▸ DESCRIPTION OF THE TASK
Find the string "организаций" in the listing and report every line that has it.

· · · · · · ·

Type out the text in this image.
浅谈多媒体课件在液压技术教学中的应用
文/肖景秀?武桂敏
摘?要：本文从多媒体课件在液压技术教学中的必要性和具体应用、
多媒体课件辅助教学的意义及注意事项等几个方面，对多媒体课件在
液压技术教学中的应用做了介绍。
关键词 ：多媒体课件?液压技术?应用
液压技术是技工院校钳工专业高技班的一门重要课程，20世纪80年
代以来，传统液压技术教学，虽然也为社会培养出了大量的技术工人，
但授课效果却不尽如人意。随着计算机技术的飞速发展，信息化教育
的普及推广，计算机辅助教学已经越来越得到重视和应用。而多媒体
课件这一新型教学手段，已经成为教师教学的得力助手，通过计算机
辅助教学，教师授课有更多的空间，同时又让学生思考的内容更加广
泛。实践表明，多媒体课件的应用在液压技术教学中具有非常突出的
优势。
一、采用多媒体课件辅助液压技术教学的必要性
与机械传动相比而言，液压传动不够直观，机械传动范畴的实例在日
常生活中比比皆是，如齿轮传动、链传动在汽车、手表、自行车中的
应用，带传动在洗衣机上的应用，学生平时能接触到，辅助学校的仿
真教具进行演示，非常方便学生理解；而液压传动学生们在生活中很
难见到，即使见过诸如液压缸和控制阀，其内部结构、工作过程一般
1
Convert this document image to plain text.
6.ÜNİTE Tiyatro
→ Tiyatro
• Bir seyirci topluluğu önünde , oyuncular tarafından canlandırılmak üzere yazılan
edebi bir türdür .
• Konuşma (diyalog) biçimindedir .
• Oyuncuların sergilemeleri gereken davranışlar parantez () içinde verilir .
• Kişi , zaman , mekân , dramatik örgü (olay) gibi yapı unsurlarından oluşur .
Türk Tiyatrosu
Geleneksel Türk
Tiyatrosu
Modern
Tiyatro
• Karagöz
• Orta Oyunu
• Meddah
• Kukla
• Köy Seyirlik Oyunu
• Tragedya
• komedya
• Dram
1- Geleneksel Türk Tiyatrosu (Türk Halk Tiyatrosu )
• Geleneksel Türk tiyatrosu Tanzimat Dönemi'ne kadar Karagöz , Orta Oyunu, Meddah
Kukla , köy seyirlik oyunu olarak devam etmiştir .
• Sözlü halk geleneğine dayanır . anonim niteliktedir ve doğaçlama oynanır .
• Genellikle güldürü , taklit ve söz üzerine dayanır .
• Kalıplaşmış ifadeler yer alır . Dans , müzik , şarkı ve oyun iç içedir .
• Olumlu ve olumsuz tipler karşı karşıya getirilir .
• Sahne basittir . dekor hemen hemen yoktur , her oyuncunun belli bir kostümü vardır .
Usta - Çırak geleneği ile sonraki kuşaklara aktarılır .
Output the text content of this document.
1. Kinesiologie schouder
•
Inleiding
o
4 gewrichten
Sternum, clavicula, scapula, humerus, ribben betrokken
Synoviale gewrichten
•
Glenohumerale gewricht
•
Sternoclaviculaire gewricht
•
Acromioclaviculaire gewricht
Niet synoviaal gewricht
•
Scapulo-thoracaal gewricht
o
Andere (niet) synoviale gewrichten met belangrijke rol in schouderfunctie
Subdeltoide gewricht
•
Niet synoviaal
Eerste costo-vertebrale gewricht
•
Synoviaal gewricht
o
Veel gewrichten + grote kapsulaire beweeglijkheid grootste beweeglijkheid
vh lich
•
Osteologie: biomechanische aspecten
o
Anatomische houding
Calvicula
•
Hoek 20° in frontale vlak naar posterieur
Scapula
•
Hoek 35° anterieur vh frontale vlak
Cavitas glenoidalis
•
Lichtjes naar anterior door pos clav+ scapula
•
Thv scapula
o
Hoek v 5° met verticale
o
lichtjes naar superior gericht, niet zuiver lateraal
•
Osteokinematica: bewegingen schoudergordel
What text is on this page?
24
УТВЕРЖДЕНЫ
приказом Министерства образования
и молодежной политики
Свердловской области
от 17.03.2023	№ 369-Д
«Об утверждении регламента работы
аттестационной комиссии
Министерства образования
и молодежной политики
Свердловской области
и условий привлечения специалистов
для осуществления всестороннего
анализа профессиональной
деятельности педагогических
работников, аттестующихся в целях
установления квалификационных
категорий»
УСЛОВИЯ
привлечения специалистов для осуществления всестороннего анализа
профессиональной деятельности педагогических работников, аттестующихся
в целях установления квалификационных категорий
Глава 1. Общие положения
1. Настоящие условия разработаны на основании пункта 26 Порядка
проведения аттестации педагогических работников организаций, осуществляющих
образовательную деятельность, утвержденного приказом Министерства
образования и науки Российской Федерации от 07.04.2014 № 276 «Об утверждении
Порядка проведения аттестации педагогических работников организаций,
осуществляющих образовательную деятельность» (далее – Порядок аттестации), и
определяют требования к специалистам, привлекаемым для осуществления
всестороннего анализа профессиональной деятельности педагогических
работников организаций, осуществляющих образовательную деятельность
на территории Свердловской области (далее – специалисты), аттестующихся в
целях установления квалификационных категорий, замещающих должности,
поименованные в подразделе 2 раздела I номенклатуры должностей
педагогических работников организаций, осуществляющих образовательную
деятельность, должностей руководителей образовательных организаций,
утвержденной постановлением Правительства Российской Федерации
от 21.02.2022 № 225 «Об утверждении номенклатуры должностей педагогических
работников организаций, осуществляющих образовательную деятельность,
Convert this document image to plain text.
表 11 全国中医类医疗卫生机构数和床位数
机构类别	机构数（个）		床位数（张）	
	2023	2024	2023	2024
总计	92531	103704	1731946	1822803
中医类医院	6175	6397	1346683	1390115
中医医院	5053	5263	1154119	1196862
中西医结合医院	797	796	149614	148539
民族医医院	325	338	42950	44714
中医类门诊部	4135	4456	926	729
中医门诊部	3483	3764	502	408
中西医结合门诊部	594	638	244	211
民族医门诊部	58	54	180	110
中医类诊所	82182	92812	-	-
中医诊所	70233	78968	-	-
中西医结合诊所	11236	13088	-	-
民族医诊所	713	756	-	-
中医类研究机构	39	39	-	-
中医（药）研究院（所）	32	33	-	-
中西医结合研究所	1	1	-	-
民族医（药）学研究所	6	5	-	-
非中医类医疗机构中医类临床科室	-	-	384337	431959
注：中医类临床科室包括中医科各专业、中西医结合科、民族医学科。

· · · · · · ·

▸ SOLUTION TO THIS TASK
проведения аттестации педагогических работников организаций, осуществляющих
Порядка проведения аттестации педагогических работников организаций,
работников организаций, осуществляющих образовательную деятельность
педагогических работников организаций, осуществляющих образовательную
деятельность, должностей руководителей образовательных организаций,
работников организаций, осуществляющих образовательную деятельность,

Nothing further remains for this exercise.